» **GIVEN INFORMATION**

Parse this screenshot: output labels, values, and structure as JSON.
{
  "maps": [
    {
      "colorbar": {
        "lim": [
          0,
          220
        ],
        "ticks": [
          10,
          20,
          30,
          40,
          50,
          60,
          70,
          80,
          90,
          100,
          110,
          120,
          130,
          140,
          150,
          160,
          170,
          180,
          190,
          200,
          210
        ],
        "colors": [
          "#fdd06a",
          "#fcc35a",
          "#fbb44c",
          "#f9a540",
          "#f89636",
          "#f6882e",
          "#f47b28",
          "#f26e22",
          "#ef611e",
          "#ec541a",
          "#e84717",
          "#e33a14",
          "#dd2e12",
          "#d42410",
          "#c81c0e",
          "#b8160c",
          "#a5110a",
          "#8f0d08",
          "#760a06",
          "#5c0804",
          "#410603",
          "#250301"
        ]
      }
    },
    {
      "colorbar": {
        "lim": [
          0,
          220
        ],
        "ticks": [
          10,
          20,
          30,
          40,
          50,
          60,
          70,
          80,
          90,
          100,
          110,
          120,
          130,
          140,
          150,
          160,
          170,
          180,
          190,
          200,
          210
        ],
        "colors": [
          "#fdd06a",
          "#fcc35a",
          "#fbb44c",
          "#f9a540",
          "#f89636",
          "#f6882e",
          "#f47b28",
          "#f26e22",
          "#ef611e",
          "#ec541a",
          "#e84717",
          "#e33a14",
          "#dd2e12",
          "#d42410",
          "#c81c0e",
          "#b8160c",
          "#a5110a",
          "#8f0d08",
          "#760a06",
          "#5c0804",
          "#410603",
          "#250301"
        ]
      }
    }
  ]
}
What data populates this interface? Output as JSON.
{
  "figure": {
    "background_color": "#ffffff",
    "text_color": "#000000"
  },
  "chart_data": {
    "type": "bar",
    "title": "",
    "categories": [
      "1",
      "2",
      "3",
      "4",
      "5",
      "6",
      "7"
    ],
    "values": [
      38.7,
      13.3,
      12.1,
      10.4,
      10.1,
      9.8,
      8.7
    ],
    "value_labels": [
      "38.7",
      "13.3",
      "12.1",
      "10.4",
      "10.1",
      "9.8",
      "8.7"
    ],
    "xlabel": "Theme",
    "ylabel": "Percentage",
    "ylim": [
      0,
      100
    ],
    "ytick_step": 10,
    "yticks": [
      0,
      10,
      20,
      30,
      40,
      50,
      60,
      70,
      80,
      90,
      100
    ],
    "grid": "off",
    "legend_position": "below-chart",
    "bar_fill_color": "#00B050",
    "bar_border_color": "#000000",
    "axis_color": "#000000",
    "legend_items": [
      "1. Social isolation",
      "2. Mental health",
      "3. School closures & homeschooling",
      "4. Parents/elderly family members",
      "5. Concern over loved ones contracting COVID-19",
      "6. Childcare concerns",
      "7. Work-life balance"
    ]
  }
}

» **OBJECTIVE**
From the entries above, copy each line holding "this".

» **ANSWER TO THE PROBLEM**
Parse this screenshot: output labels, values, and structure as JSON.
What data populates this interface? Output as JSON.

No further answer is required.